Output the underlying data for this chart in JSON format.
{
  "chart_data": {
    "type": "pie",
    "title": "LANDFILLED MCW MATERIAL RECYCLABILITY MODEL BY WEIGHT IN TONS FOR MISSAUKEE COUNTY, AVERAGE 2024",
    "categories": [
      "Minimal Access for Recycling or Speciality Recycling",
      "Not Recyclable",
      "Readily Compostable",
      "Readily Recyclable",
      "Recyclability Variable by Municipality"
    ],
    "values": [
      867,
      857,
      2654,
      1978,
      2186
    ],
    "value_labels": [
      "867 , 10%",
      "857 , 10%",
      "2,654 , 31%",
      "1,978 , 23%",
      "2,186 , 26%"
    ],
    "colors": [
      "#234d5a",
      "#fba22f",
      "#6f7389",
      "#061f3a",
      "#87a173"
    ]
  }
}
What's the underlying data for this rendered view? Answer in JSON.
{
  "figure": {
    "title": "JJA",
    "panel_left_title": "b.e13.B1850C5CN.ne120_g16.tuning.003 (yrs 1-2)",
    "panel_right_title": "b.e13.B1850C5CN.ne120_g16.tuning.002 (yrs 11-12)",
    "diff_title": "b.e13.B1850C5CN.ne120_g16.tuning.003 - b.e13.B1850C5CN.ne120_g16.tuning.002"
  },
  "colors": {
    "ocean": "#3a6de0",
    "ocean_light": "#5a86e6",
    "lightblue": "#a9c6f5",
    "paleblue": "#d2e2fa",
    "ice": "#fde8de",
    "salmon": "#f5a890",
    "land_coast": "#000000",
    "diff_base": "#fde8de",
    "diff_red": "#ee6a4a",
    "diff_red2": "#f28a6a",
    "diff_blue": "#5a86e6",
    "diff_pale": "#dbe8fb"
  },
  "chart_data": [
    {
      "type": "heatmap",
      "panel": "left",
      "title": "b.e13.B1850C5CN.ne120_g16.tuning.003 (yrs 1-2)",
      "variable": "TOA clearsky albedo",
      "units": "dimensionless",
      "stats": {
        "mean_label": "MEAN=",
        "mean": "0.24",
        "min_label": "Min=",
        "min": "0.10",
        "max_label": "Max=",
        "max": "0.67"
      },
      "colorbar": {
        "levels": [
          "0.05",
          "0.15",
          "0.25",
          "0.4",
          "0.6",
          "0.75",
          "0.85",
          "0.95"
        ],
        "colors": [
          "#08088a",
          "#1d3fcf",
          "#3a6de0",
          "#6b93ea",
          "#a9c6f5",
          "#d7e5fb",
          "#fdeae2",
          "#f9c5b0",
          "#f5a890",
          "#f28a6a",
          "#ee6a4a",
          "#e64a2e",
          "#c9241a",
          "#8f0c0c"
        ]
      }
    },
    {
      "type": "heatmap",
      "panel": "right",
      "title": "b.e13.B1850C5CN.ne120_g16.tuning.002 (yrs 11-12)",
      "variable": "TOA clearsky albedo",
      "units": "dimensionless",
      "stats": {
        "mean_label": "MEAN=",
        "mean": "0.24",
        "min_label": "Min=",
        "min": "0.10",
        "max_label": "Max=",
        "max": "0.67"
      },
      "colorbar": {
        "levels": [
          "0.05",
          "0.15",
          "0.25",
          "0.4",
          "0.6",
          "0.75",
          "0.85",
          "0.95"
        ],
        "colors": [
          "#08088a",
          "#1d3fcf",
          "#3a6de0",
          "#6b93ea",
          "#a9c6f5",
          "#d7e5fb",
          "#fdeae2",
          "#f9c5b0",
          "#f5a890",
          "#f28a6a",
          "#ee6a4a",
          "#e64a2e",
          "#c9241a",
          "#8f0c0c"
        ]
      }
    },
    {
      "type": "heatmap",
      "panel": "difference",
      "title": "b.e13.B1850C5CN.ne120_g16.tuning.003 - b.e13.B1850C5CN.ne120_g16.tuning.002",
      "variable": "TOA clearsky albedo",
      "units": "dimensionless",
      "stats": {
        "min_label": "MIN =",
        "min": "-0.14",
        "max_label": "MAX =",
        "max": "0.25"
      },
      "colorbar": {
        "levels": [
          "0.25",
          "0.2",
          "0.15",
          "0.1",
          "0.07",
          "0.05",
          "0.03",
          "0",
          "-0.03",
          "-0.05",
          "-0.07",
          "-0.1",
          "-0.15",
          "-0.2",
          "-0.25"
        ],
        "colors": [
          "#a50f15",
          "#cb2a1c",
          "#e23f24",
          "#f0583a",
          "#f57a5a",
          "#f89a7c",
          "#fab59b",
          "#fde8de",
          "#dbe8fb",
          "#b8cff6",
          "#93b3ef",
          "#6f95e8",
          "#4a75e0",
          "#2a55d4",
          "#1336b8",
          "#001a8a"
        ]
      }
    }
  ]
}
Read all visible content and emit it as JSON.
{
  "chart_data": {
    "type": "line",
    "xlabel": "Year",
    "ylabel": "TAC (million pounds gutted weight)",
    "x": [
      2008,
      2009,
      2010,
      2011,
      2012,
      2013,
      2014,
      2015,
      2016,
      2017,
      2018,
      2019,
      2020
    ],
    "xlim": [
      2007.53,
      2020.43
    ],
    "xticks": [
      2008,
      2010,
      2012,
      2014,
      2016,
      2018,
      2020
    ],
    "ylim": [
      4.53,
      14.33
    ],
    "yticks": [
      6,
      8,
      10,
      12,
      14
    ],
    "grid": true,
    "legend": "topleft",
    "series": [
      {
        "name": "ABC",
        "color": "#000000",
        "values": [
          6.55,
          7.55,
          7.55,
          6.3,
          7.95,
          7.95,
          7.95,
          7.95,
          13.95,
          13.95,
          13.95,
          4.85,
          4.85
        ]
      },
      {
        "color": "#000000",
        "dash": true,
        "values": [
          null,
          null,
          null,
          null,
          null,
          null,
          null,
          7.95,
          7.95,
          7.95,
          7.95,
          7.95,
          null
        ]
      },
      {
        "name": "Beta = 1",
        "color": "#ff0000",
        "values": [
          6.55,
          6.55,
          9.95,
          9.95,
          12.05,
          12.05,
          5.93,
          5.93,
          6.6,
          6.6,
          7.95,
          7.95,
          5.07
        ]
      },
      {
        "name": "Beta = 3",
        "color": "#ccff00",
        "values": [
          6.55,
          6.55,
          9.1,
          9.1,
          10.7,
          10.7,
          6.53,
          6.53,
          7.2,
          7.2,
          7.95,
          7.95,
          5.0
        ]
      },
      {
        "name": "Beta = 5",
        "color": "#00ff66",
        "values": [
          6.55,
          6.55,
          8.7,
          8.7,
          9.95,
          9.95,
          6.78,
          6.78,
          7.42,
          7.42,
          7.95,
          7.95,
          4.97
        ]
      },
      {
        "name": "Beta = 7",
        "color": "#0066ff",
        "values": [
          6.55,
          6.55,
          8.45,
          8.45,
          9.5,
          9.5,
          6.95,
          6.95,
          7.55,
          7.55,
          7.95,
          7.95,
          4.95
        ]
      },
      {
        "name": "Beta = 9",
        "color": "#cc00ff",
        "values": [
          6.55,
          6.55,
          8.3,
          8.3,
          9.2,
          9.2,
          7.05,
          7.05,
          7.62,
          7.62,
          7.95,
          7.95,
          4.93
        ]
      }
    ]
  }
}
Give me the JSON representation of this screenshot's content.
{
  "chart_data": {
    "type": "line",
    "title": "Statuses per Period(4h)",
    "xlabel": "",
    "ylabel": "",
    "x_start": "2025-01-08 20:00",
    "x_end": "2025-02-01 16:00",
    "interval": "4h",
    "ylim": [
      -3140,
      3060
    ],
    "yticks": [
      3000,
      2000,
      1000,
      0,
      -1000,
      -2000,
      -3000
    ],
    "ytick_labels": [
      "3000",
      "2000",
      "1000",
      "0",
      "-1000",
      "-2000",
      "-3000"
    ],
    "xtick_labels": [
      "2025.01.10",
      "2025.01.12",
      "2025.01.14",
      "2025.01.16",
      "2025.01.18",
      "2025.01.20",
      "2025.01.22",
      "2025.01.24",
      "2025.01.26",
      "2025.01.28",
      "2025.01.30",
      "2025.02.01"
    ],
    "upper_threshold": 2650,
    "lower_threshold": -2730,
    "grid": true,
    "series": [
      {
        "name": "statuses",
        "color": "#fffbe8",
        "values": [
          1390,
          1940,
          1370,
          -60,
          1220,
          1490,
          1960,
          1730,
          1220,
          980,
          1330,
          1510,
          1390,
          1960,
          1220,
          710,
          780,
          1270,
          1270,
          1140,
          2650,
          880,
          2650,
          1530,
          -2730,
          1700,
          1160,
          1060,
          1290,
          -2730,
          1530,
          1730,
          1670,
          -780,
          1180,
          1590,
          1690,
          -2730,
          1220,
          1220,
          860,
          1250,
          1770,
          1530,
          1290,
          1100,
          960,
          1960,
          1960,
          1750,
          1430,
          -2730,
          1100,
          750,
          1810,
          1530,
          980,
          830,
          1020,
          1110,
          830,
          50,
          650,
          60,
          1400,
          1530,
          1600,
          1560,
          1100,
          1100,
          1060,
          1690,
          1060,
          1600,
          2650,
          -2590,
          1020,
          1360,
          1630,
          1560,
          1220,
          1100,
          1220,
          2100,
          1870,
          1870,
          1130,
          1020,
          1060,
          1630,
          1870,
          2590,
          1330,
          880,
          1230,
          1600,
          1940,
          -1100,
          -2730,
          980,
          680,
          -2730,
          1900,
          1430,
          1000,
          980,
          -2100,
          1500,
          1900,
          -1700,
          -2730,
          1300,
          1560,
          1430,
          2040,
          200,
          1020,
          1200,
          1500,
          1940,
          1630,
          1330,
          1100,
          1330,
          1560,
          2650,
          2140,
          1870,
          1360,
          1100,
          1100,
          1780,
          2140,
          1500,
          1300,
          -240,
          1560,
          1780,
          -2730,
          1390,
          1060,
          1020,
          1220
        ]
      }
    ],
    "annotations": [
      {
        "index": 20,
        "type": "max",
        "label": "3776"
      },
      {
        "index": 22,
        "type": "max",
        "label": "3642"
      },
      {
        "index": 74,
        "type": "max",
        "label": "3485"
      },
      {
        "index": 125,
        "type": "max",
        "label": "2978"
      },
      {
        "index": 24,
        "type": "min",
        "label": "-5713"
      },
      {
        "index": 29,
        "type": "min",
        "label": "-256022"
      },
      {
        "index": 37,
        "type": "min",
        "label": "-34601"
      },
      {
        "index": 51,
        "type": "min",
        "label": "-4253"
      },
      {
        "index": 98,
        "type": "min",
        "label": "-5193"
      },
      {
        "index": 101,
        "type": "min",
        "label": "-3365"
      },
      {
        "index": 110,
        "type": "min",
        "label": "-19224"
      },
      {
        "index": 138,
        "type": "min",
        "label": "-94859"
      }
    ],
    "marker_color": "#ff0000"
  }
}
* * *
YOUR GOAL - Pick out the lines that have the word "JSON". Copy them all.

TASK ANSWER -
Output the underlying data for this chart in JSON format.
What's the underlying data for this rendered view? Answer in JSON.
Read all visible content and emit it as JSON.
Give me the JSON representation of this screenshot's content.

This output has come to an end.